• _Problem description_: Return, verbatim and unchanged, the lines from the one containing "Text: +: + [106, 32, 118, 47]" through the one containing "(x): P1 (x) [74, 107, 91, 135]", both included.

• _Given data_:
########################################
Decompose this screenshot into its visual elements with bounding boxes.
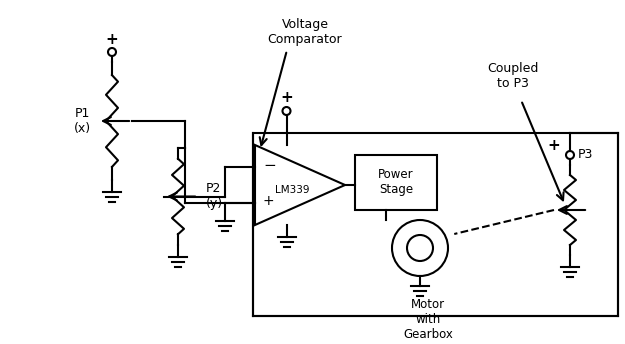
Text: +: + [106, 32, 118, 47]
Bar [355, 155, 437, 210]
Text: Power
Stage: Power Stage [378, 169, 414, 196]
Text: Voltage
Comparator: Voltage Comparator [268, 18, 342, 46]
Text: +: + [263, 194, 274, 208]
Bar [253, 133, 618, 316]
Text: −: − [263, 158, 276, 172]
Text: +: + [280, 90, 293, 106]
Text: P1
(x): P1 (x) [74, 107, 91, 135]
Text: P3: P3 [578, 149, 593, 161]
Text: +: + [548, 138, 561, 152]
Text: LM339: LM339 [275, 185, 309, 195]
Text: Coupled
to P3: Coupled to P3 [488, 62, 539, 90]
Text: Motor
with
Gearbox: Motor with Gearbox [403, 298, 453, 341]
Text: P2
(y): P2 (y) [206, 183, 223, 211]
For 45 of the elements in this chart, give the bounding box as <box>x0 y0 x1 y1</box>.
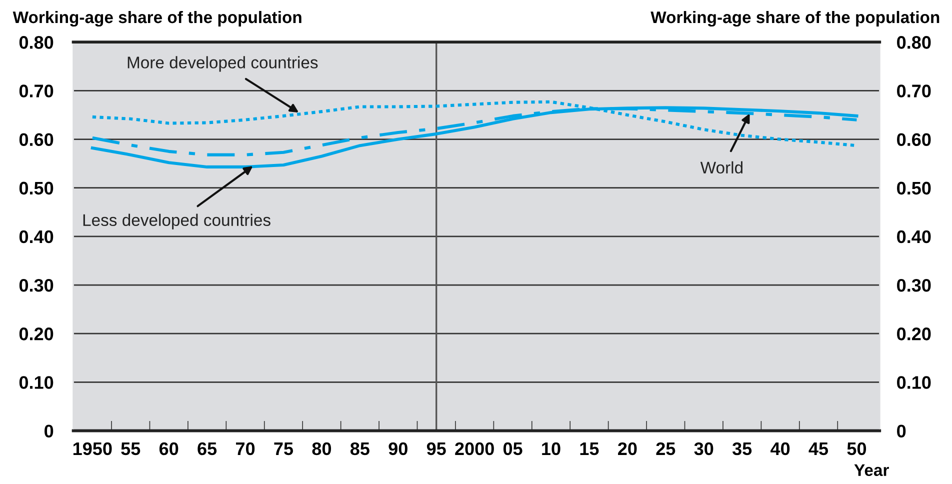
y-tick-label: 0.10 <box>19 376 54 389</box>
y-tick-label: 0.50 <box>19 182 54 195</box>
x-tick-label: 1950 <box>73 442 112 456</box>
y2-tick-label: 0.60 <box>897 133 931 146</box>
y2-tick-label: 0.10 <box>897 376 931 389</box>
annotation: More developed countries <box>128 56 318 72</box>
x-tick-label: 40 <box>770 442 790 456</box>
x-tick-label: 05 <box>503 442 522 456</box>
y-tick-label: 0.60 <box>19 133 54 146</box>
y2-tick-label: 0 <box>897 424 906 438</box>
x-tick-label: 10 <box>542 442 560 456</box>
y2-tick-label: 0.20 <box>897 328 931 340</box>
annotation: World <box>700 161 742 174</box>
x-tick-label: 15 <box>580 442 599 456</box>
x-tick-label: 45 <box>808 442 828 456</box>
x-tick-label: 80 <box>312 442 332 456</box>
x-tick-label: 55 <box>121 442 140 456</box>
y2-tick-label: 0.70 <box>897 84 931 98</box>
y-tick-label: 0.20 <box>19 328 54 340</box>
y-tick-label: 0.80 <box>19 36 54 49</box>
x-tick-label: 85 <box>350 442 370 456</box>
x-tick-label: 70 <box>236 442 255 456</box>
x-tick-label: 20 <box>618 442 637 456</box>
y-tick-label: 0.40 <box>19 230 54 244</box>
x-tick-label: 50 <box>847 442 866 456</box>
x-tick-label: 30 <box>694 442 714 456</box>
x-tick-label: 60 <box>159 442 178 456</box>
x-tick-label: 95 <box>426 442 446 456</box>
y-tick-label: 0.30 <box>19 278 54 292</box>
y2-tick-label: 0.40 <box>897 230 931 244</box>
y-tick-label: 0.70 <box>19 84 54 98</box>
x-tick-label: 35 <box>732 442 752 456</box>
y2-tick-label: 0.80 <box>897 36 931 49</box>
x-tick-label: 75 <box>274 442 294 456</box>
y-tick-label: 0 <box>44 424 54 438</box>
x-axis-title: Year <box>854 464 889 476</box>
annotation: Less developed countries <box>83 214 270 230</box>
y2-axis-title: Working-age share of the population <box>650 10 940 27</box>
x-tick-label: 2000 <box>455 442 494 456</box>
x-tick-label: 65 <box>198 442 217 456</box>
y2-tick-label: 0.50 <box>897 182 931 195</box>
y2-tick-label: 0.30 <box>897 278 931 292</box>
y-axis-title: Working-age share of the population <box>12 10 302 27</box>
x-tick-label: 25 <box>656 442 676 456</box>
x-tick-label: 90 <box>388 442 408 456</box>
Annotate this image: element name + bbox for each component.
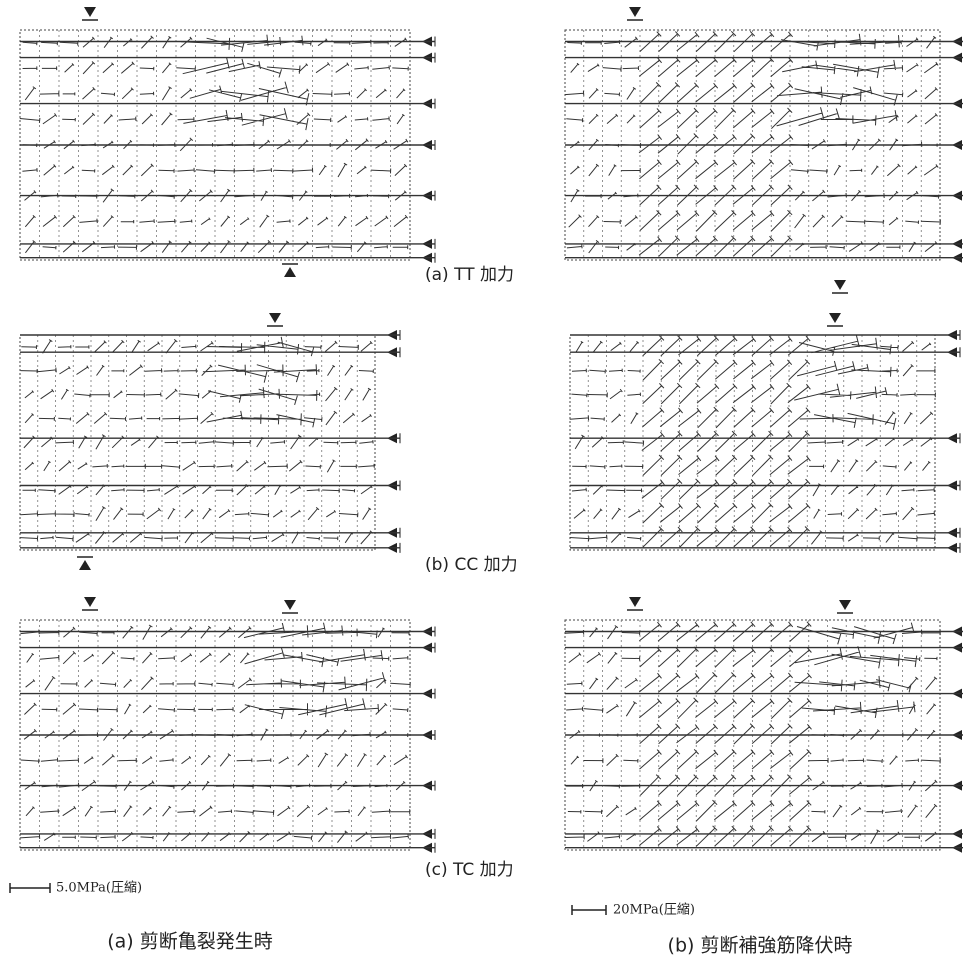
load-arrow [629, 597, 641, 607]
load-arrow [269, 313, 281, 323]
stress-panel [20, 597, 435, 853]
scale-label: 5.0MPa(圧縮) [56, 880, 142, 896]
load-arrow [629, 7, 641, 17]
stress-vectors [20, 35, 409, 253]
figure: (a) TT 加力 (b) CC 加力 (c) TC 加力 5.0MPa(圧縮)… [0, 0, 963, 962]
stress-panel [570, 313, 960, 553]
load-arrow [79, 560, 91, 570]
load-arrow [839, 600, 851, 610]
panel-outline [570, 335, 935, 550]
load-arrow [84, 7, 96, 17]
stress-panel [565, 597, 963, 853]
load-arrow [829, 313, 841, 323]
rebar-lines [570, 335, 960, 548]
load-arrow [284, 267, 296, 277]
panels [20, 7, 963, 853]
load-arrow [834, 280, 846, 290]
stress-panel [565, 7, 963, 293]
load-case-label: (b) CC 加力 [425, 555, 518, 575]
rebar-lines [565, 632, 963, 848]
rebar-lines [20, 42, 435, 258]
scale-bar: 5.0MPa(圧縮) [10, 880, 142, 896]
column-caption: (a) 剪断亀裂発生時 [107, 931, 273, 953]
column-caption: (b) 剪断補強筋降伏時 [668, 935, 853, 957]
rebar-lines [565, 42, 963, 258]
stress-panel [20, 7, 435, 277]
load-arrow [284, 600, 296, 610]
load-case-label: (a) TT 加力 [425, 265, 514, 285]
rebar-lines [20, 632, 435, 848]
load-arrow [84, 597, 96, 607]
stress-panel [20, 313, 400, 570]
scale-label: 20MPa(圧縮) [613, 902, 695, 918]
scale-bar: 20MPa(圧縮) [572, 902, 695, 918]
load-case-label: (c) TC 加力 [425, 860, 514, 880]
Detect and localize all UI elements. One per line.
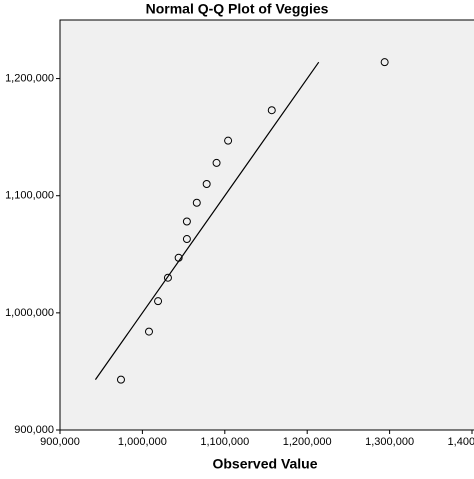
x-tick-label: 1,300,000: [365, 436, 414, 448]
x-tick-label: 900,000: [40, 436, 80, 448]
point: [212, 158, 221, 167]
x-axis-label: Observed Value: [212, 456, 317, 472]
chart-title: Normal Q-Q Plot of Veggies: [146, 1, 329, 17]
plot-area: [59, 19, 474, 431]
point: [182, 217, 191, 226]
point: [380, 58, 389, 67]
point: [192, 198, 201, 207]
point: [202, 180, 211, 188]
point: [144, 327, 153, 336]
point: [154, 297, 163, 306]
point: [182, 235, 191, 244]
x-tick-label: 1,100,000: [200, 436, 249, 448]
x-tick-label: 1,000,000: [118, 436, 167, 448]
y-tick-label: 1,000,000: [5, 307, 54, 319]
point: [116, 375, 125, 384]
y-tick-label: 1,100,000: [5, 190, 54, 202]
point: [174, 253, 183, 262]
point: [224, 136, 233, 145]
y-tick-label: 900,000: [14, 424, 54, 436]
point: [163, 273, 172, 282]
point: [267, 106, 276, 115]
reference-line: [94, 61, 320, 380]
y-tick-label: 1,200,000: [5, 72, 54, 84]
x-tick-label: 1,400,000: [448, 436, 474, 448]
x-tick-label: 1,200,000: [283, 436, 332, 448]
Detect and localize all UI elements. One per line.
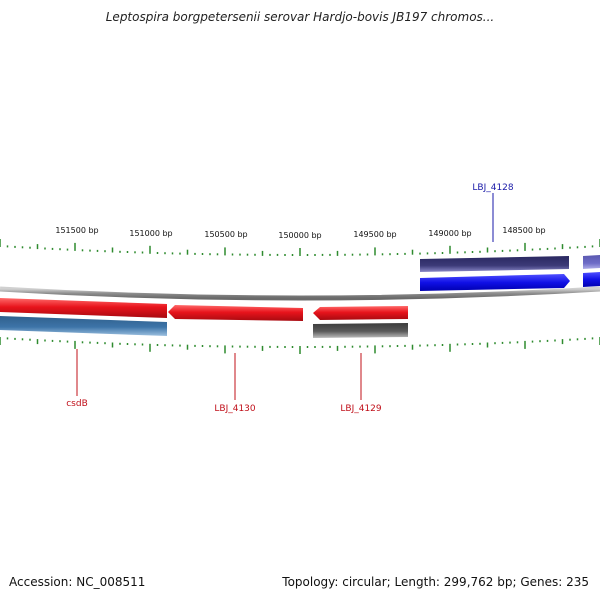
scale-label: 149000 bp (428, 229, 471, 238)
gene-label[interactable]: LBJ_4130 (214, 404, 256, 414)
gene-feature-csdb[interactable] (0, 298, 167, 318)
gene-feature-bright-blue[interactable] (420, 274, 570, 291)
gene-feature-lbj4128[interactable] (420, 256, 569, 272)
map-title: Leptospira borgpetersenii serovar Hardjo… (105, 10, 495, 24)
chromosome-backbone (0, 286, 600, 301)
scale-label: 150000 bp (278, 231, 321, 240)
gene-label[interactable]: LBJ_4128 (472, 183, 514, 193)
scale-labels: 151500 bp 151000 bp 150500 bp 150000 bp … (55, 226, 545, 240)
scale-ticks-top (0, 239, 600, 256)
scale-label: 149500 bp (353, 230, 396, 239)
gene-label-group-lbj4130[interactable]: LBJ_4130 (214, 353, 256, 414)
gene-feature-bright-blue-2[interactable] (583, 272, 600, 287)
gene-feature-grey[interactable] (313, 323, 408, 338)
scale-label: 150500 bp (204, 230, 247, 239)
gene-label[interactable]: LBJ_4129 (340, 404, 382, 414)
scale-ticks-bottom (0, 337, 600, 354)
gene-label[interactable]: csdB (66, 399, 88, 409)
accession-text: Accession: NC_008511 (9, 575, 146, 589)
scale-label: 151500 bp (55, 226, 98, 235)
gene-feature-lbj4129[interactable] (313, 306, 408, 320)
gene-label-group-lbj4128[interactable]: LBJ_4128 (472, 183, 514, 242)
summary-text: Topology: circular; Length: 299,762 bp; … (282, 575, 589, 589)
gene-label-group-csdb[interactable]: csdB (66, 349, 88, 409)
scale-label: 151000 bp (129, 229, 172, 238)
gene-feature-purple[interactable] (583, 255, 600, 269)
gene-feature-lbj4130[interactable] (168, 305, 303, 321)
gene-feature-steelblue[interactable] (0, 316, 167, 336)
scale-label: 148500 bp (502, 226, 545, 235)
gene-label-group-lbj4129[interactable]: LBJ_4129 (340, 353, 382, 414)
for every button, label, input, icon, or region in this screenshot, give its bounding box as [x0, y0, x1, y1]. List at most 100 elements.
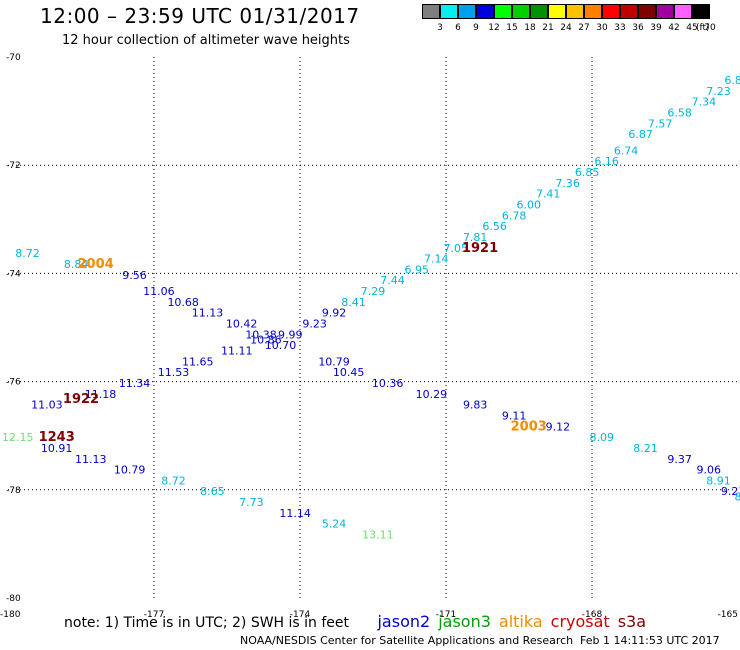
pass-time-label: 1921 [462, 241, 498, 256]
lon-label: -174 [290, 610, 311, 620]
wave-height-value: 8.72 [15, 247, 40, 260]
wave-height-value: 6.85 [575, 166, 600, 179]
wave-height-value: 7.29 [361, 285, 386, 298]
legend-tick-label: 33 [614, 23, 626, 33]
legend-swatch [620, 4, 638, 19]
wave-height-value: 12.15 [2, 431, 34, 444]
lon-label: -177 [144, 610, 164, 620]
lat-label: -80 [6, 594, 21, 604]
generated-timestamp: Feb 1 14:11:53 UTC 2017 [580, 634, 720, 647]
legend-tick-label: 18 [524, 23, 536, 33]
legend-swatch [494, 4, 512, 19]
wave-height-value: 11.03 [31, 399, 63, 412]
satellite-label-cryosat: cryosat [550, 612, 610, 631]
legend-swatch [584, 4, 602, 19]
legend-swatch [512, 4, 530, 19]
legend-swatch [692, 4, 710, 19]
legend-swatch [476, 4, 494, 19]
wave-height-value: 11.13 [75, 453, 107, 466]
legend-swatch [602, 4, 620, 19]
wave-height-value: 8.91 [706, 474, 731, 487]
lon-label: -171 [436, 610, 456, 620]
note-text: note: 1) Time is in UTC; 2) SWH is in fe… [64, 615, 350, 631]
map-subtitle: 12 hour collection of altimeter wave hei… [62, 33, 350, 48]
wave-height-value: 11.13 [192, 307, 224, 320]
legend-tick-label: 39 [650, 23, 662, 33]
wave-height-value: 7.05 [443, 242, 468, 255]
lat-label: -72 [6, 161, 21, 171]
wave-height-value: 6.58 [667, 107, 692, 120]
wave-height-value: 9.23 [302, 318, 327, 331]
legend-tick-label: 27 [578, 23, 590, 33]
wave-height-value: 8.84 [64, 258, 89, 271]
wave-height-value: 8.21 [633, 442, 658, 455]
legend-tick-label: 45 [686, 23, 698, 33]
legend-swatch [656, 4, 674, 19]
wave-height-value: 8.41 [341, 296, 366, 309]
wave-height-value: 6.87 [628, 128, 653, 141]
wave-height-value: 9.83 [463, 399, 488, 412]
legend-tick-label: 6 [455, 23, 461, 33]
legend-tick-label: 15 [506, 23, 518, 33]
wave-height-value: 6.95 [405, 263, 430, 276]
wave-height-value: 7.41 [536, 188, 561, 201]
pass-time-label: 2003 [511, 419, 547, 434]
lat-label: -70 [6, 53, 21, 63]
wave-height-value: 10.36 [372, 377, 404, 390]
map-title: 12:00 – 23:59 UTC 01/31/2017 [40, 4, 360, 28]
wave-height-value: 10.68 [167, 296, 199, 309]
wave-height-value: 10.79 [318, 355, 350, 368]
wave-height-value: 11.14 [279, 507, 311, 520]
legend-swatch [530, 4, 548, 19]
wave-height-value: 10.29 [416, 388, 448, 401]
lat-label: -74 [6, 269, 21, 279]
wave-height-value: 8.72 [161, 474, 186, 487]
wave-height-value: 10.79 [114, 464, 146, 477]
wave-height-value: 11.65 [182, 355, 214, 368]
wave-height-value: 11.53 [158, 366, 190, 379]
wave-height-value: 7.14 [424, 253, 449, 266]
satellite-label-altika: altika [498, 612, 543, 631]
wave-height-value: 8.09 [589, 431, 614, 444]
legend-swatch [638, 4, 656, 19]
legend-tick-label: 70 [704, 23, 716, 33]
legend-swatch [458, 4, 476, 19]
legend-tick-label: 12 [488, 23, 500, 33]
lon-label: -180 [0, 610, 21, 620]
legend-swatch [674, 4, 692, 19]
wave-height-value: 8.65 [200, 485, 225, 498]
pass-time-label: 1922 [63, 392, 99, 407]
wave-height-value: 9.06 [697, 464, 722, 477]
satellite-label-s3a: s3a [617, 612, 647, 631]
pass-time-label: 1243 [39, 430, 75, 445]
wave-height-value: 9.99 [278, 328, 303, 341]
wave-height-value: 6.8 [724, 74, 740, 87]
satellite-legend: jason2 jason3 altika cryosat s3a [369, 612, 647, 631]
lon-label: -168 [582, 610, 603, 620]
wave-height-value: 11.06 [143, 285, 175, 298]
legend-tick-label: 30 [596, 23, 608, 33]
wave-height-value: 7.44 [380, 274, 405, 287]
footer-note: note: 1) Time is in UTC; 2) SWH is in fe… [64, 612, 646, 631]
lat-label: -76 [6, 378, 21, 388]
wave-height-value: 6.56 [482, 220, 507, 233]
wave-height-value: 7.23 [706, 85, 731, 98]
wave-height-value: 9.12 [546, 420, 571, 433]
lat-label: -78 [6, 486, 21, 496]
wave-height-value: 7.73 [239, 496, 264, 509]
wave-height-value: 11.18 [85, 388, 117, 401]
wave-height-value: 6.74 [614, 144, 639, 157]
legend-tick-label: 24 [560, 23, 572, 33]
legend-tick-label: 21 [542, 23, 554, 33]
wave-height-value: 9.23 [721, 485, 740, 498]
legend-swatch [548, 4, 566, 19]
wave-height-value: 10.38 [245, 328, 277, 341]
wave-height-value: 6.78 [502, 209, 527, 222]
wave-height-value: 10.70 [265, 339, 297, 352]
legend-tick-label: 9 [473, 23, 479, 33]
wave-height-value: 10.86 [250, 334, 282, 347]
wave-height-value: 7.57 [648, 117, 673, 130]
wave-height-value: 10.45 [333, 366, 365, 379]
wave-height-value: 13.11 [362, 528, 394, 541]
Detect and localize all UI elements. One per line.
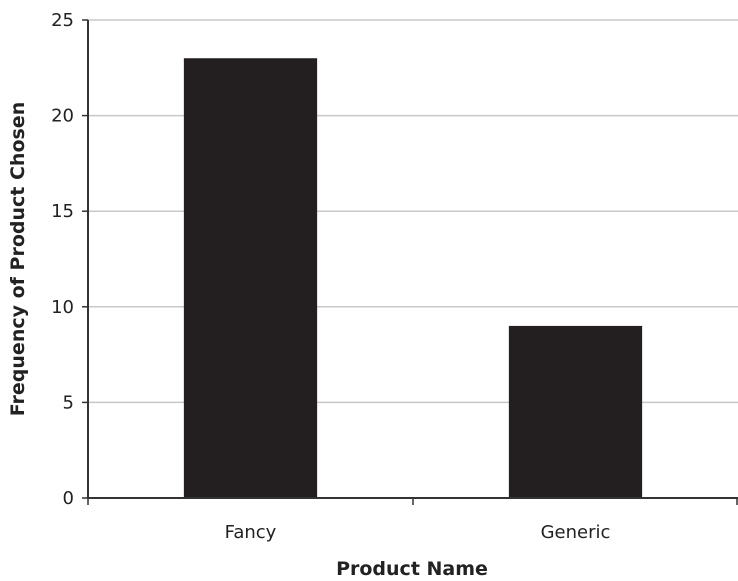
x-tick-label: Generic — [541, 522, 611, 543]
y-tick-label: 5 — [63, 392, 74, 413]
y-tick-label: 20 — [51, 106, 74, 127]
x-tick-label: Fancy — [225, 522, 277, 543]
y-tick-label: 10 — [51, 297, 74, 318]
y-tick-label: 15 — [51, 201, 74, 222]
axes — [82, 19, 738, 505]
y-tick-label: 0 — [63, 488, 74, 509]
y-tick-label: 25 — [51, 10, 74, 31]
x-axis-title: Product Name — [336, 558, 488, 580]
bar-generic — [508, 325, 643, 498]
tick-labels: 0 5 10 15 20 25 Fancy Generic — [51, 10, 610, 543]
y-axis-title: Frequency of Product Chosen — [7, 102, 29, 416]
bar-fancy — [183, 58, 318, 499]
bars — [183, 58, 643, 499]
########################################
• _Right answer_:
Text: +: + [106, 32, 118, 47]
Bar [355, 155, 437, 210]
Text: Power
Stage: Power Stage [378, 169, 414, 196]
Text: Voltage
Comparator: Voltage Comparator [268, 18, 342, 46]
Text: +: + [263, 194, 274, 208]
Bar [253, 133, 618, 316]
Text: −: − [263, 158, 276, 172]
Text: +: + [280, 90, 293, 106]
Text: P1
(x): P1 (x) [74, 107, 91, 135]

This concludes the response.